Go through the records and extract every line with the word "only".
--- Records to use ---
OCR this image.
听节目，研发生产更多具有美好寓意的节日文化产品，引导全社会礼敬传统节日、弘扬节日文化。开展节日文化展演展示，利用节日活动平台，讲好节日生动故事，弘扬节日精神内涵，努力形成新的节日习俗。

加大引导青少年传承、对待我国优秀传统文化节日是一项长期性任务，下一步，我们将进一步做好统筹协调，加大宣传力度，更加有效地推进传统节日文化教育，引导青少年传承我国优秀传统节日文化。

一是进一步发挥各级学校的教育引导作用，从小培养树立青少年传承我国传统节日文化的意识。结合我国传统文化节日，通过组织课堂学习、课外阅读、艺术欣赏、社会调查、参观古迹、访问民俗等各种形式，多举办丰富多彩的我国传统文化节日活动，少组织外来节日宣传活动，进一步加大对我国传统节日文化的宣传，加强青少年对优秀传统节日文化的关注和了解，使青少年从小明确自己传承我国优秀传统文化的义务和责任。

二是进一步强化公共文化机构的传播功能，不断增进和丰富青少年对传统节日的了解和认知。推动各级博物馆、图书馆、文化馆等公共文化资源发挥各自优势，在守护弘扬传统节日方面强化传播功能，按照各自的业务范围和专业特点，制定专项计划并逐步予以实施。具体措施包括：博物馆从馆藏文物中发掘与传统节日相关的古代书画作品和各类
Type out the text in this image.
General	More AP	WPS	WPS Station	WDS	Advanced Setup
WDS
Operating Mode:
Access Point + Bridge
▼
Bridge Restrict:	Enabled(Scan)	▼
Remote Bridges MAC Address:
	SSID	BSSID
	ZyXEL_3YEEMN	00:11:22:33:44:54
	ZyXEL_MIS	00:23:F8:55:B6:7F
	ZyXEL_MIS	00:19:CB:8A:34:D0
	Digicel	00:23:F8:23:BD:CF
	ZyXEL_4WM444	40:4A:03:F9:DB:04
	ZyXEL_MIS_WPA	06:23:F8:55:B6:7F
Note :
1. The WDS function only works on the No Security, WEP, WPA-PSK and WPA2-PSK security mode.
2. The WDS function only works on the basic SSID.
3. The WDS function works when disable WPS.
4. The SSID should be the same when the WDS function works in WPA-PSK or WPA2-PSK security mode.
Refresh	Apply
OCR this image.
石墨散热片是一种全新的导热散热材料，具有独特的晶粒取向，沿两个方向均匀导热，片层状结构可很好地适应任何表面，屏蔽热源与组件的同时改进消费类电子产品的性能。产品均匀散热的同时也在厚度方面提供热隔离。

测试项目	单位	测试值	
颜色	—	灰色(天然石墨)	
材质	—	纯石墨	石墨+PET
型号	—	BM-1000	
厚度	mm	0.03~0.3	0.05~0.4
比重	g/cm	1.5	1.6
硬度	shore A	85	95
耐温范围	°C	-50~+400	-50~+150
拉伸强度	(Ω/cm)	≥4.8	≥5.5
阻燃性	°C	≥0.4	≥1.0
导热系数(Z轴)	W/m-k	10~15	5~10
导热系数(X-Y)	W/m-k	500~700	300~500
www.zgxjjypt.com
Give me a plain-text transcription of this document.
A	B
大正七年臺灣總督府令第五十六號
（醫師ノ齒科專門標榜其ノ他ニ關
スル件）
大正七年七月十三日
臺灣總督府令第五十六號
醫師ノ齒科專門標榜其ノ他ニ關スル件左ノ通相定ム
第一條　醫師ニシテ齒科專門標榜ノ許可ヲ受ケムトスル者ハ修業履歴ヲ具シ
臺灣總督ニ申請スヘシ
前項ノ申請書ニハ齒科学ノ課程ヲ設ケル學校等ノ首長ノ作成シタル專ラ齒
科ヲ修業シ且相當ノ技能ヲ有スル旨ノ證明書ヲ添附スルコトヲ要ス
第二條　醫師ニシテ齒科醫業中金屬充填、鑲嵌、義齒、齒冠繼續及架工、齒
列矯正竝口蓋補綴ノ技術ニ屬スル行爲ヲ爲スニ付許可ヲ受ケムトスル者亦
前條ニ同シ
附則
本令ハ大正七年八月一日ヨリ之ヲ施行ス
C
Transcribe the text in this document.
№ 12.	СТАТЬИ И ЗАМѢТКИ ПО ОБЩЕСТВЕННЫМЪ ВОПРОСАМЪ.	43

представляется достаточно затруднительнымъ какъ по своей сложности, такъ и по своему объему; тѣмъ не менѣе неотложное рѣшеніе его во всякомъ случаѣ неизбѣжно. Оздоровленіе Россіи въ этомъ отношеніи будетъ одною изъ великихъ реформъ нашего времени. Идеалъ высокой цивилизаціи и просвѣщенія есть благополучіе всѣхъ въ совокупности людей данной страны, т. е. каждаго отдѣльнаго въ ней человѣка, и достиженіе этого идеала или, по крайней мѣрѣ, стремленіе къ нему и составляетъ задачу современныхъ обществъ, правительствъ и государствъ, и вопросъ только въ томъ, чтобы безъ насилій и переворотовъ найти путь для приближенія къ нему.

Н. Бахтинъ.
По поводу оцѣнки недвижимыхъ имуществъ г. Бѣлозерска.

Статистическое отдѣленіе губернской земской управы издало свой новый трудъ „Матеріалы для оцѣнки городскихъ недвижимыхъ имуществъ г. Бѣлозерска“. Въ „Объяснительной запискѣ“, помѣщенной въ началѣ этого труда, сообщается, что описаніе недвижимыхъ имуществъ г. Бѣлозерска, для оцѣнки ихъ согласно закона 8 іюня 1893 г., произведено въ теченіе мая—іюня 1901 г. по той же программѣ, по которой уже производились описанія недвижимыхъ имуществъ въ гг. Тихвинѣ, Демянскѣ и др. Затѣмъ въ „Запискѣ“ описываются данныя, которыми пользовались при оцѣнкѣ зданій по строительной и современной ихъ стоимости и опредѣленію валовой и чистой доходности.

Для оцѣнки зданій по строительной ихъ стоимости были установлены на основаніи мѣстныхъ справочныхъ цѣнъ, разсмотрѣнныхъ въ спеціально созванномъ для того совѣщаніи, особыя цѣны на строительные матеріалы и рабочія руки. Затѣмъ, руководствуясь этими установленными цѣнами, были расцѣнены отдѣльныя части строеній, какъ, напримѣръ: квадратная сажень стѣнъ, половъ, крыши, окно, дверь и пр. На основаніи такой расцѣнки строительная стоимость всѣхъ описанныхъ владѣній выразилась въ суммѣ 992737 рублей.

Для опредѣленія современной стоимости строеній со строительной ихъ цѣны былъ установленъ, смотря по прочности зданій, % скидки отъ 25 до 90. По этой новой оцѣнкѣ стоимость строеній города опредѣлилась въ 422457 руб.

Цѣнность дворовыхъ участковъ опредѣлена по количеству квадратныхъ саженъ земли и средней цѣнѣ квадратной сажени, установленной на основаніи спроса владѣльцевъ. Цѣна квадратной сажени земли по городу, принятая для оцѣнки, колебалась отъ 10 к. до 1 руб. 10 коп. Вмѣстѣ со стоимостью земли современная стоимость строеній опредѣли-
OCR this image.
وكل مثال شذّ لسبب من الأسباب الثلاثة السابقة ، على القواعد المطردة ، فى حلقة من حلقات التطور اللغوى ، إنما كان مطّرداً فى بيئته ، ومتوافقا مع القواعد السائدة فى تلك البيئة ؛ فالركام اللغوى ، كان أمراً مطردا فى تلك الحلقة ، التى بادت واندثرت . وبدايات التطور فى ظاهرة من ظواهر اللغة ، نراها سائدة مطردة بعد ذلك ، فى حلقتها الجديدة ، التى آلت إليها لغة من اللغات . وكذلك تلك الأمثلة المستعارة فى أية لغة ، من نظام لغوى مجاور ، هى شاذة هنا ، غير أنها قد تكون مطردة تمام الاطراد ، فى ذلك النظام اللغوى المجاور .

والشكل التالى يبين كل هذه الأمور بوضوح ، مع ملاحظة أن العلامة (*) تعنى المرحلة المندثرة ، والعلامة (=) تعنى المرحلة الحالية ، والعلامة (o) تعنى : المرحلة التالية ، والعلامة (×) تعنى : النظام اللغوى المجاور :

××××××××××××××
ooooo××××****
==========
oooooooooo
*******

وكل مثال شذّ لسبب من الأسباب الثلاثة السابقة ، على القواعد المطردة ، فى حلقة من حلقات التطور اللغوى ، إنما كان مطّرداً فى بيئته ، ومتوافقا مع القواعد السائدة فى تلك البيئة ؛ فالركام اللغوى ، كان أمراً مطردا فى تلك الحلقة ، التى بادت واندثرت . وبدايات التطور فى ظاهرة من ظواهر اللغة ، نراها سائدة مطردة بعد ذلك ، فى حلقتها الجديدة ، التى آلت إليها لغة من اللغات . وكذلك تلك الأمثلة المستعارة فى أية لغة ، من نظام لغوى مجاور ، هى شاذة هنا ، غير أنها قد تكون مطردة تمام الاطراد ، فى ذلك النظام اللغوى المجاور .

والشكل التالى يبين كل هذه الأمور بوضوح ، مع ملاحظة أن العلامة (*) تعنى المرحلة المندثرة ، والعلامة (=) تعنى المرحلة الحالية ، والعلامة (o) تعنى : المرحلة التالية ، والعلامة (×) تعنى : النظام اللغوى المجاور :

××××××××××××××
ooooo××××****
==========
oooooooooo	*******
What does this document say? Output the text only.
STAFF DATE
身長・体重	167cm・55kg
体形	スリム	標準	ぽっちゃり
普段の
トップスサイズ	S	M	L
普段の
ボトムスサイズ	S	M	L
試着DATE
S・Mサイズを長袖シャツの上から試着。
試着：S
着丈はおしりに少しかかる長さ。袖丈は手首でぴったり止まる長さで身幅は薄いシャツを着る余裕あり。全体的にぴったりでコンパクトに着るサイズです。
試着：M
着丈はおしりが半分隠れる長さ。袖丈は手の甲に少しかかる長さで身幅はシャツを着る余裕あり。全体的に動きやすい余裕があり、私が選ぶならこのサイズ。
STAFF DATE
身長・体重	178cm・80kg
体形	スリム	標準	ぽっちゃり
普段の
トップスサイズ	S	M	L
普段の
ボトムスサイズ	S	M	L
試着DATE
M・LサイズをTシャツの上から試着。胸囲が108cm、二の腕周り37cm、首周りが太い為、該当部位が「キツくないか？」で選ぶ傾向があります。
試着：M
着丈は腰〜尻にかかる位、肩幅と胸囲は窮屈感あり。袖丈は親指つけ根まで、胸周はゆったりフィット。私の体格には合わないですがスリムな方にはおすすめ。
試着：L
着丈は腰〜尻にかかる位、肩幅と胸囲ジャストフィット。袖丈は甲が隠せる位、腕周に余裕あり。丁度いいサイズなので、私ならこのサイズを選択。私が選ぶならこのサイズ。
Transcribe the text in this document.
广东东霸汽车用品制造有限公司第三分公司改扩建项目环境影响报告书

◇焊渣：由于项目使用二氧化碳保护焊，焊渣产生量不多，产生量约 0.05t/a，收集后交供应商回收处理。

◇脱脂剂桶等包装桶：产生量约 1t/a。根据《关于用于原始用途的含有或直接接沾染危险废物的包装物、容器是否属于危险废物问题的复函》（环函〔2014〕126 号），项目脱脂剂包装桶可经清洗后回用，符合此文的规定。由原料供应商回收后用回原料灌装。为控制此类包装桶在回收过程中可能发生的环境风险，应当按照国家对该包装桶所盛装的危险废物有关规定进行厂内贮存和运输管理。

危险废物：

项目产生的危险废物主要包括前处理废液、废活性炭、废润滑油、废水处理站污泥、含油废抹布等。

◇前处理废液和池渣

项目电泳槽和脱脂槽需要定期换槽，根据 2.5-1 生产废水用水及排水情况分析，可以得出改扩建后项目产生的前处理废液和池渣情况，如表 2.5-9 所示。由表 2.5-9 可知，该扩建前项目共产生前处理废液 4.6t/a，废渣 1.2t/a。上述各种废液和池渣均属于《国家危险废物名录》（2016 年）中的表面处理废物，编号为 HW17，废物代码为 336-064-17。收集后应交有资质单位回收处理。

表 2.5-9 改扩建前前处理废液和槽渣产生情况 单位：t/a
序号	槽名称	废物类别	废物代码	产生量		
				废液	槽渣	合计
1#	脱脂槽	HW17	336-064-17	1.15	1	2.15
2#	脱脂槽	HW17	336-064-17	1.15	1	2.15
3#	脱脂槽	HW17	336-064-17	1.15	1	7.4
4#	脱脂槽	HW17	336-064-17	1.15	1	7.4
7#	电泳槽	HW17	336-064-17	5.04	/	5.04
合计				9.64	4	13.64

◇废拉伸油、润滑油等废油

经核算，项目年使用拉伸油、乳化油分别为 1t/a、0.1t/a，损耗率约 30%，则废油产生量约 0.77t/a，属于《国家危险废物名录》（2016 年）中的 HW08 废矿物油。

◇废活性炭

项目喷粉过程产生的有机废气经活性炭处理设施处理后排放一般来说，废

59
---
Answer in full:
1. The WDS function only works on the No Security, WEP, WPA-PSK and WPA2-PSK security mode.
2. The WDS function only works on the basic SSID.
What does this document say? Output the text only.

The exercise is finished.